> [WHAT IS NEEDED]: Transcribe the material word for word, but without the images.
>> start
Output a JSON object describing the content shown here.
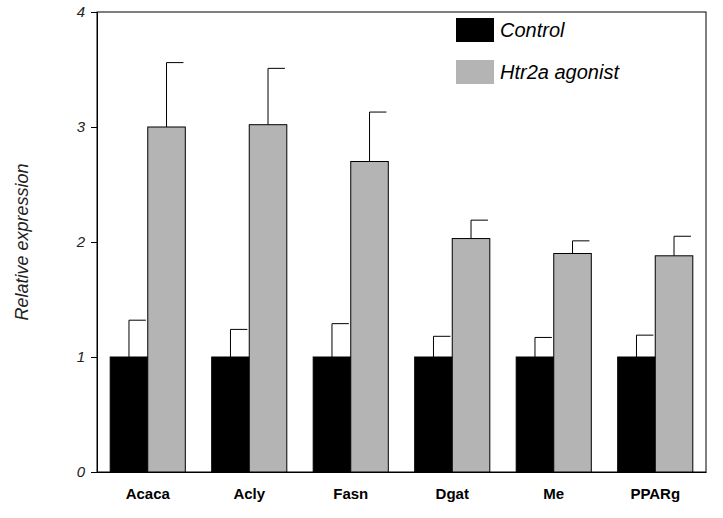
{
  "chart_data": {
    "type": "bar",
    "categories": [
      "Acaca",
      "Acly",
      "Fasn",
      "Dgat",
      "Me",
      "PPARg"
    ],
    "series": [
      {
        "name": "Control",
        "color": "#000000",
        "values": [
          1,
          1,
          1,
          1,
          1,
          1
        ],
        "errors": [
          0.32,
          0.24,
          0.29,
          0.18,
          0.17,
          0.19
        ]
      },
      {
        "name": "Htr2a agonist",
        "color": "#b4b4b4",
        "values": [
          3.0,
          3.02,
          2.7,
          2.03,
          1.9,
          1.88
        ],
        "errors": [
          0.56,
          0.49,
          0.43,
          0.16,
          0.11,
          0.17
        ]
      }
    ],
    "y_label": "Relative expression",
    "ylim": [
      0,
      4
    ],
    "yticks": [
      0,
      1,
      2,
      3,
      4
    ],
    "legend": "top-right",
    "grid": false
  }
}
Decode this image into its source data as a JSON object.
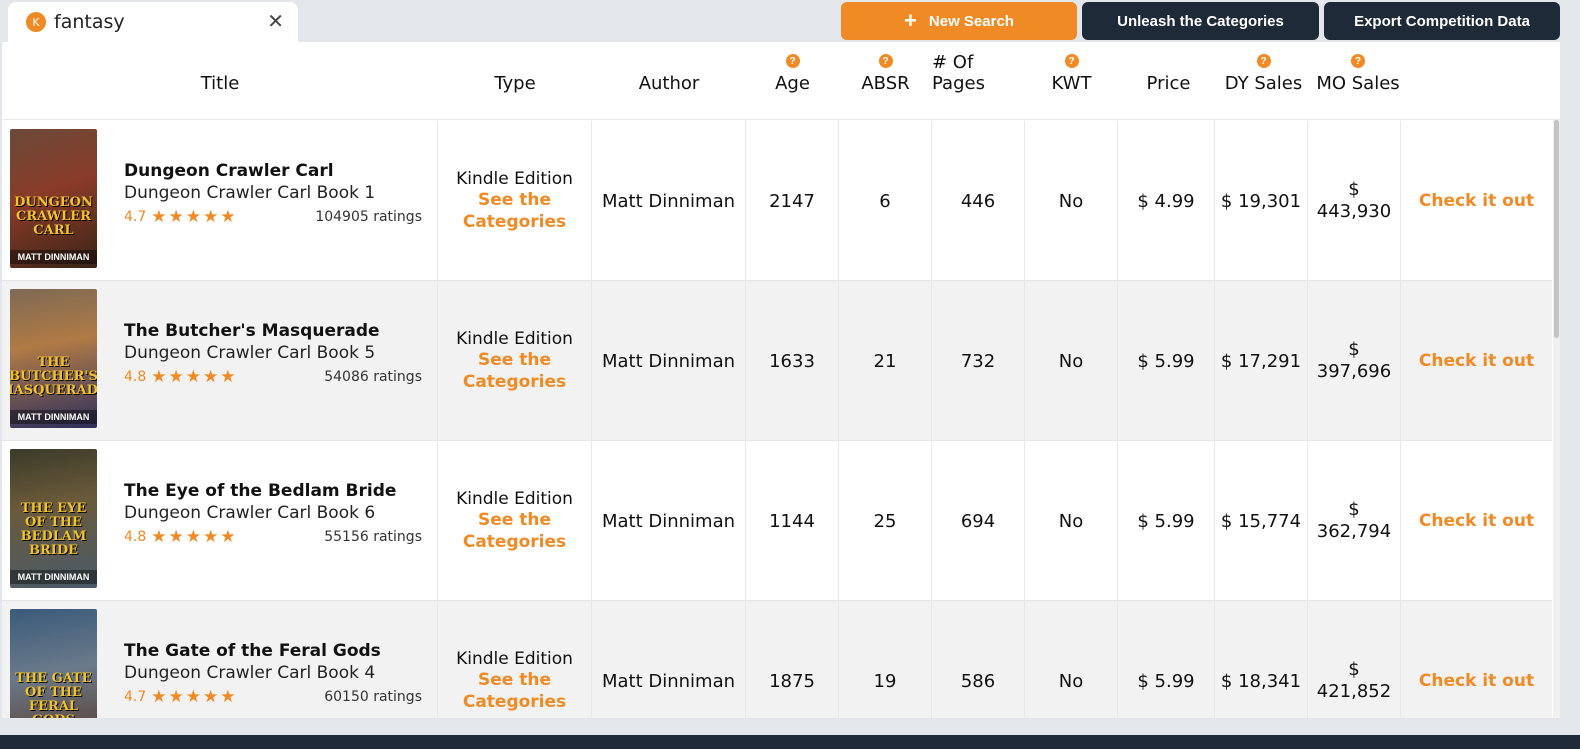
{
  "search": {
    "value": "fantasy",
    "avatar_letter": "K",
    "close_symbol": "✕"
  },
  "toolbar": {
    "new_search_label": "New Search",
    "new_search_icon": "+",
    "unleash_label": "Unleash the Categories",
    "export_label": "Export Competition Data"
  },
  "colors": {
    "accent": "#f08a24",
    "dark": "#1e2a38",
    "alt_row": "#f2f2f2"
  },
  "headers": {
    "title": "Title",
    "type": "Type",
    "author": "Author",
    "age": "Age",
    "absr": "ABSR",
    "pages": "# Of Pages",
    "kwt": "KWT",
    "price": "Price",
    "dy_sales": "DY Sales",
    "mo_sales": "MO Sales",
    "help_symbol": "?"
  },
  "rows": [
    {
      "title": "Dungeon Crawler Carl",
      "series": "Dungeon Crawler Carl Book 1",
      "rating": "4.7",
      "stars": "★★★★★",
      "ratings": "104905 ratings",
      "type": "Kindle Edition",
      "type_link": "See the Categories",
      "author": "Matt Dinniman",
      "age": "2147",
      "absr": "6",
      "pages": "446",
      "kwt": "No",
      "price": "$ 4.99",
      "dy_sales": "$ 19,301",
      "mo_currency": "$",
      "mo_value": "443,930",
      "action": "Check it out",
      "cover_title": "DUNGEON CRAWLER CARL",
      "cover_author": "MATT DINNIMAN"
    },
    {
      "title": "The Butcher's Masquerade",
      "series": "Dungeon Crawler Carl Book 5",
      "rating": "4.8",
      "stars": "★★★★★",
      "ratings": "54086 ratings",
      "type": "Kindle Edition",
      "type_link": "See the Categories",
      "author": "Matt Dinniman",
      "age": "1633",
      "absr": "21",
      "pages": "732",
      "kwt": "No",
      "price": "$ 5.99",
      "dy_sales": "$ 17,291",
      "mo_currency": "$",
      "mo_value": "397,696",
      "action": "Check it out",
      "cover_title": "THE BUTCHER'S MASQUERADE",
      "cover_author": "MATT DINNIMAN"
    },
    {
      "title": "The Eye of the Bedlam Bride",
      "series": "Dungeon Crawler Carl Book 6",
      "rating": "4.8",
      "stars": "★★★★★",
      "ratings": "55156 ratings",
      "type": "Kindle Edition",
      "type_link": "See the Categories",
      "author": "Matt Dinniman",
      "age": "1144",
      "absr": "25",
      "pages": "694",
      "kwt": "No",
      "price": "$ 5.99",
      "dy_sales": "$ 15,774",
      "mo_currency": "$",
      "mo_value": "362,794",
      "action": "Check it out",
      "cover_title": "THE EYE OF THE BEDLAM BRIDE",
      "cover_author": "MATT DINNIMAN"
    },
    {
      "title": "The Gate of the Feral Gods",
      "series": "Dungeon Crawler Carl Book 4",
      "rating": "4.7",
      "stars": "★★★★★",
      "ratings": "60150 ratings",
      "type": "Kindle Edition",
      "type_link": "See the Categories",
      "author": "Matt Dinniman",
      "age": "1875",
      "absr": "19",
      "pages": "586",
      "kwt": "No",
      "price": "$ 5.99",
      "dy_sales": "$ 18,341",
      "mo_currency": "$",
      "mo_value": "421,852",
      "action": "Check it out",
      "cover_title": "THE GATE OF THE FERAL GODS",
      "cover_author": ""
    }
  ]
}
>> end
> [RESULT OF THE TASK]:
Output a JSON object describing the content shown here.
{
  "chart_data": {
    "type": "bar",
    "categories": [
      "Acaca",
      "Acly",
      "Fasn",
      "Dgat",
      "Me",
      "PPARg"
    ],
    "series": [
      {
        "name": "Control",
        "color": "#000000",
        "values": [
          1,
          1,
          1,
          1,
          1,
          1
        ],
        "errors": [
          0.32,
          0.24,
          0.29,
          0.18,
          0.17,
          0.19
        ]
      },
      {
        "name": "Htr2a agonist",
        "color": "#b4b4b4",
        "values": [
          3.0,
          3.02,
          2.7,
          2.03,
          1.9,
          1.88
        ],
        "errors": [
          0.56,
          0.49,
          0.43,
          0.16,
          0.11,
          0.17
        ]
      }
    ],
    "y_label": "Relative expression",
    "ylim": [
      0,
      4
    ],
    "yticks": [
      0,
      1,
      2,
      3,
      4
    ],
    "legend": "top-right",
    "grid": false
  }
}
Decode this image into its source data as a JSON object.
{
  "search": {
    "value": "fantasy",
    "avatar_letter": "K",
    "close_symbol": "✕"
  },
  "toolbar": {
    "new_search_label": "New Search",
    "new_search_icon": "+",
    "unleash_label": "Unleash the Categories",
    "export_label": "Export Competition Data"
  },
  "colors": {
    "accent": "#f08a24",
    "dark": "#1e2a38",
    "alt_row": "#f2f2f2"
  },
  "headers": {
    "title": "Title",
    "type": "Type",
    "author": "Author",
    "age": "Age",
    "absr": "ABSR",
    "pages": "# Of Pages",
    "kwt": "KWT",
    "price": "Price",
    "dy_sales": "DY Sales",
    "mo_sales": "MO Sales",
    "help_symbol": "?"
  },
  "rows": [
    {
      "title": "Dungeon Crawler Carl",
      "series": "Dungeon Crawler Carl Book 1",
      "rating": "4.7",
      "stars": "★★★★★",
      "ratings": "104905 ratings",
      "type": "Kindle Edition",
      "type_link": "See the Categories",
      "author": "Matt Dinniman",
      "age": "2147",
      "absr": "6",
      "pages": "446",
      "kwt": "No",
      "price": "$ 4.99",
      "dy_sales": "$ 19,301",
      "mo_currency": "$",
      "mo_value": "443,930",
      "action": "Check it out",
      "cover_title": "DUNGEON CRAWLER CARL",
      "cover_author": "MATT DINNIMAN"
    },
    {
      "title": "The Butcher's Masquerade",
      "series": "Dungeon Crawler Carl Book 5",
      "rating": "4.8",
      "stars": "★★★★★",
      "ratings": "54086 ratings",
      "type": "Kindle Edition",
      "type_link": "See the Categories",
      "author": "Matt Dinniman",
      "age": "1633",
      "absr": "21",
      "pages": "732",
      "kwt": "No",
      "price": "$ 5.99",
      "dy_sales": "$ 17,291",
      "mo_currency": "$",
      "mo_value": "397,696",
      "action": "Check it out",
      "cover_title": "THE BUTCHER'S MASQUERADE",
      "cover_author": "MATT DINNIMAN"
    },
    {
      "title": "The Eye of the Bedlam Bride",
      "series": "Dungeon Crawler Carl Book 6",
      "rating": "4.8",
      "stars": "★★★★★",
      "ratings": "55156 ratings",
      "type": "Kindle Edition",
      "type_link": "See the Categories",
      "author": "Matt Dinniman",
      "age": "1144",
      "absr": "25",
      "pages": "694",
      "kwt": "No",
      "price": "$ 5.99",
      "dy_sales": "$ 15,774",
      "mo_currency": "$",
      "mo_value": "362,794",
      "action": "Check it out",
      "cover_title": "THE EYE OF THE BEDLAM BRIDE",
      "cover_author": "MATT DINNIMAN"
    },
    {
      "title": "The Gate of the Feral Gods",
      "series": "Dungeon Crawler Carl Book 4",
      "rating": "4.7",
      "stars": "★★★★★",
      "ratings": "60150 ratings",
      "type": "Kindle Edition",
      "type_link": "See the Categories",
      "author": "Matt Dinniman",
      "age": "1875",
      "absr": "19",
      "pages": "586",
      "kwt": "No",
      "price": "$ 5.99",
      "dy_sales": "$ 18,341",
      "mo_currency": "$",
      "mo_value": "421,852",
      "action": "Check it out",
      "cover_title": "THE GATE OF THE FERAL GODS",
      "cover_author": ""
    }
  ]
}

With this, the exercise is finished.